╭─ GIVEN DATA

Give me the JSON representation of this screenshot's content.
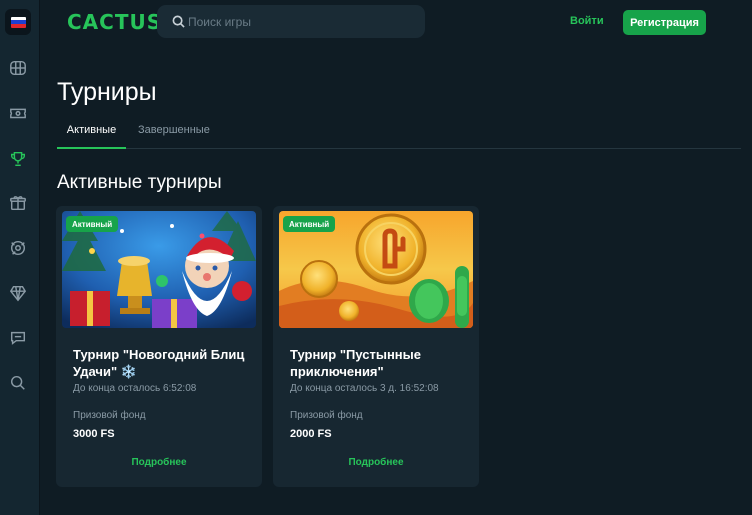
{
  "brand": {
    "logo": "CACTUS",
    "accent": "#27c45a"
  },
  "search": {
    "placeholder": "Поиск игры"
  },
  "header": {
    "login_label": "Войти",
    "register_label": "Регистрация"
  },
  "sidebar": {
    "language": "ru",
    "icons": [
      "slots-icon",
      "live-casino-icon",
      "tournaments-icon",
      "gifts-icon",
      "roulette-icon",
      "vip-diamond-icon",
      "support-chat-icon",
      "search-icon"
    ],
    "active": "tournaments-icon"
  },
  "page": {
    "title": "Турниры",
    "section_title": "Активные турниры"
  },
  "tabs": [
    {
      "label": "Активные",
      "active": true
    },
    {
      "label": "Завершенные",
      "active": false
    }
  ],
  "tournaments": [
    {
      "badge": "Активный",
      "title": "Турнир \"Новогодний Блиц Удачи\" ❄️",
      "countdown": "До конца осталось 6:52:08",
      "prize_label": "Призовой фонд",
      "prize_value": "3000 FS",
      "more_label": "Подробнее"
    },
    {
      "badge": "Активный",
      "title": "Турнир \"Пустынные приключения\"",
      "countdown": "До конца осталось 3 д. 16:52:08",
      "prize_label": "Призовой фонд",
      "prize_value": "2000 FS",
      "more_label": "Подробнее"
    }
  ]
}
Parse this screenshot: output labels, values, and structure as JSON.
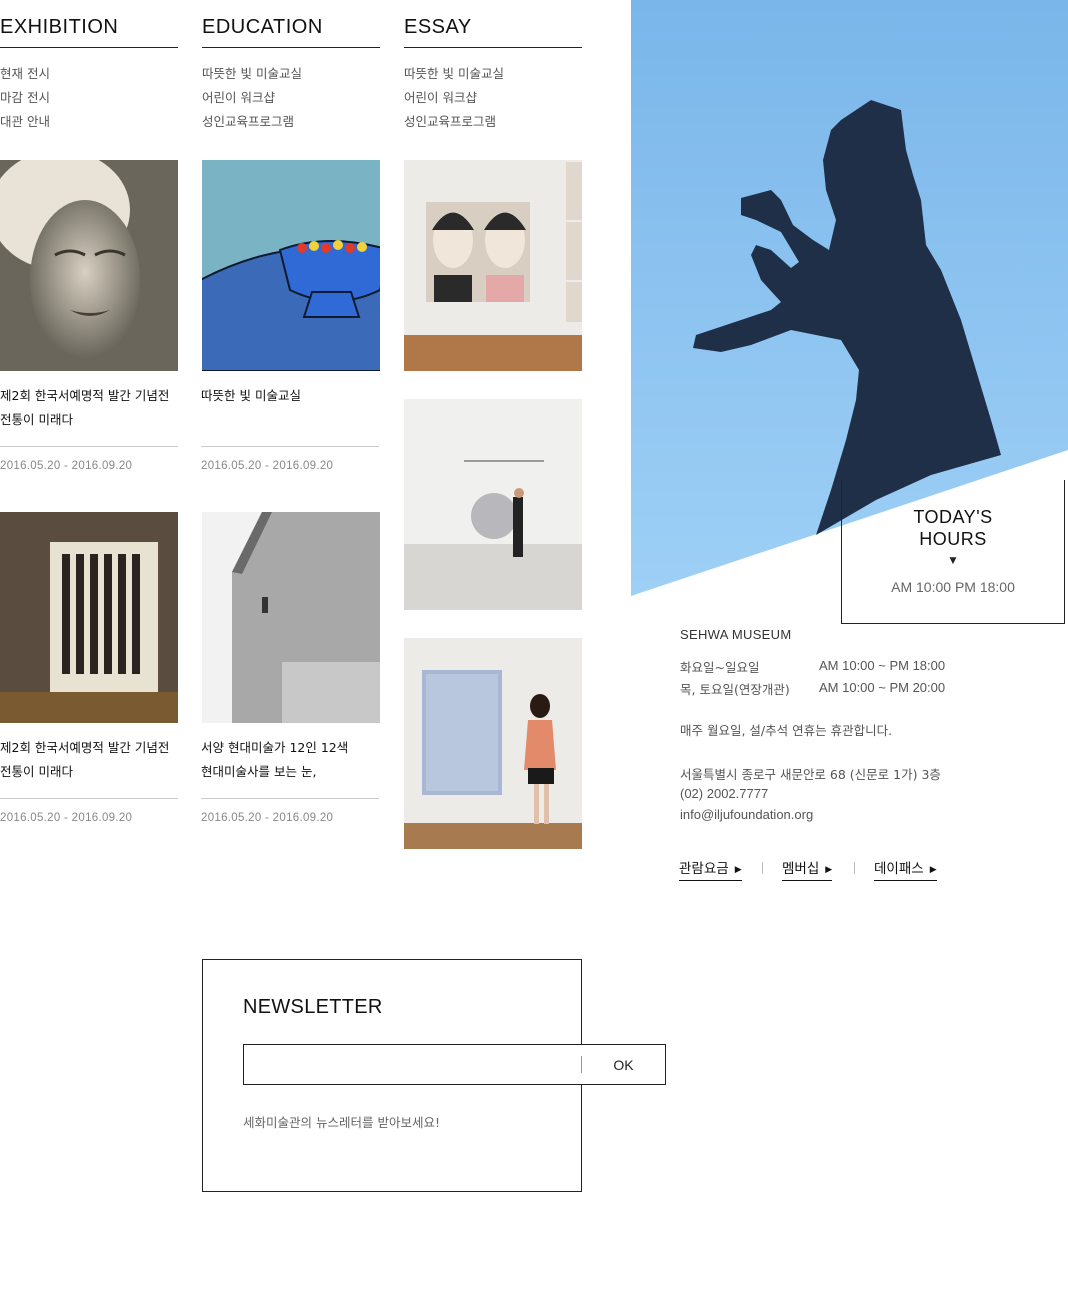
{
  "columns": [
    {
      "heading": "EXHIBITION",
      "links": [
        "현재 전시",
        "마감 전시",
        "대관 안내"
      ]
    },
    {
      "heading": "EDUCATION",
      "links": [
        "따뜻한 빛 미술교실",
        "어린이 워크샵",
        "성인교육프로그램"
      ]
    },
    {
      "heading": "ESSAY",
      "links": [
        "따뜻한 빛 미술교실",
        "어린이 워크샵",
        "성인교육프로그램"
      ]
    }
  ],
  "cards": {
    "exhibition": [
      {
        "title_line1": "제2회 한국서예명적 발간 기념전",
        "title_line2": "전통이 미래다",
        "date": "2016.05.20 - 2016.09.20"
      },
      {
        "title_line1": "제2회 한국서예명적 발간 기념전",
        "title_line2": "전통이 미래다",
        "date": "2016.05.20 - 2016.09.20"
      }
    ],
    "education": [
      {
        "title_line1": "따뜻한 빛 미술교실",
        "title_line2": "",
        "date": "2016.05.20 - 2016.09.20"
      },
      {
        "title_line1": "서양 현대미술가 12인 12색",
        "title_line2": "현대미술사를 보는 눈,",
        "date": "2016.05.20 - 2016.09.20"
      }
    ]
  },
  "hours": {
    "title_line1": "TODAY'S",
    "title_line2": "HOURS",
    "arrow": "▼",
    "time": "AM 10:00 PM 18:00"
  },
  "museum": {
    "name": "SEHWA MUSEUM",
    "schedule": [
      {
        "days": "화요일~일요일",
        "time": "AM 10:00 ~ PM 18:00"
      },
      {
        "days": "목, 토요일(연장개관)",
        "time": "AM 10:00 ~ PM 20:00"
      }
    ],
    "closed_notice": "매주 월요일, 설/추석 연휴는 휴관합니다.",
    "address": "서울특별시 종로구 새문안로 68 (신문로 1가) 3층",
    "phone": "(02) 2002.7777",
    "email": "info@iljufoundation.org"
  },
  "quick_links": [
    "관람요금",
    "멤버십",
    "데이패스"
  ],
  "newsletter": {
    "title": "NEWSLETTER",
    "input_placeholder": "",
    "button_label": "OK",
    "description": "세화미술관의 뉴스레터를 받아보세요!"
  },
  "colors": {
    "sky": "#8ec4ee",
    "sculpture": "#1f2f48",
    "rule": "#222222",
    "muted": "#888888"
  }
}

╰─

◆ EXERCISE ◆
Repeat the material verbatim. Do not carry over any picture.

◆ SOLUTION FOR THIS PROBLEM ◆
Give me the JSON representation of this screenshot's content.
{
  "brand": {
    "logo": "CACTUS",
    "accent": "#27c45a"
  },
  "search": {
    "placeholder": "Поиск игры"
  },
  "header": {
    "login_label": "Войти",
    "register_label": "Регистрация"
  },
  "sidebar": {
    "language": "ru",
    "icons": [
      "slots-icon",
      "live-casino-icon",
      "tournaments-icon",
      "gifts-icon",
      "roulette-icon",
      "vip-diamond-icon",
      "support-chat-icon",
      "search-icon"
    ],
    "active": "tournaments-icon"
  },
  "page": {
    "title": "Турниры",
    "section_title": "Активные турниры"
  },
  "tabs": [
    {
      "label": "Активные",
      "active": true
    },
    {
      "label": "Завершенные",
      "active": false
    }
  ],
  "tournaments": [
    {
      "badge": "Активный",
      "title": "Турнир \"Новогодний Блиц Удачи\" ❄️",
      "countdown": "До конца осталось 6:52:08",
      "prize_label": "Призовой фонд",
      "prize_value": "3000 FS",
      "more_label": "Подробнее"
    },
    {
      "badge": "Активный",
      "title": "Турнир \"Пустынные приключения\"",
      "countdown": "До конца осталось 3 д. 16:52:08",
      "prize_label": "Призовой фонд",
      "prize_value": "2000 FS",
      "more_label": "Подробнее"
    }
  ]
}
Parse this screenshot: output labels, values, and structure as JSON.
{
  "columns": [
    {
      "heading": "EXHIBITION",
      "links": [
        "현재 전시",
        "마감 전시",
        "대관 안내"
      ]
    },
    {
      "heading": "EDUCATION",
      "links": [
        "따뜻한 빛 미술교실",
        "어린이 워크샵",
        "성인교육프로그램"
      ]
    },
    {
      "heading": "ESSAY",
      "links": [
        "따뜻한 빛 미술교실",
        "어린이 워크샵",
        "성인교육프로그램"
      ]
    }
  ],
  "cards": {
    "exhibition": [
      {
        "title_line1": "제2회 한국서예명적 발간 기념전",
        "title_line2": "전통이 미래다",
        "date": "2016.05.20 - 2016.09.20"
      },
      {
        "title_line1": "제2회 한국서예명적 발간 기념전",
        "title_line2": "전통이 미래다",
        "date": "2016.05.20 - 2016.09.20"
      }
    ],
    "education": [
      {
        "title_line1": "따뜻한 빛 미술교실",
        "title_line2": "",
        "date": "2016.05.20 - 2016.09.20"
      },
      {
        "title_line1": "서양 현대미술가 12인 12색",
        "title_line2": "현대미술사를 보는 눈,",
        "date": "2016.05.20 - 2016.09.20"
      }
    ]
  },
  "hours": {
    "title_line1": "TODAY'S",
    "title_line2": "HOURS",
    "arrow": "▼",
    "time": "AM 10:00 PM 18:00"
  },
  "museum": {
    "name": "SEHWA MUSEUM",
    "schedule": [
      {
        "days": "화요일~일요일",
        "time": "AM 10:00 ~ PM 18:00"
      },
      {
        "days": "목, 토요일(연장개관)",
        "time": "AM 10:00 ~ PM 20:00"
      }
    ],
    "closed_notice": "매주 월요일, 설/추석 연휴는 휴관합니다.",
    "address": "서울특별시 종로구 새문안로 68 (신문로 1가) 3층",
    "phone": "(02) 2002.7777",
    "email": "info@iljufoundation.org"
  },
  "quick_links": [
    "관람요금",
    "멤버십",
    "데이패스"
  ],
  "newsletter": {
    "title": "NEWSLETTER",
    "input_placeholder": "",
    "button_label": "OK",
    "description": "세화미술관의 뉴스레터를 받아보세요!"
  },
  "colors": {
    "sky": "#8ec4ee",
    "sculpture": "#1f2f48",
    "rule": "#222222",
    "muted": "#888888"
  }
}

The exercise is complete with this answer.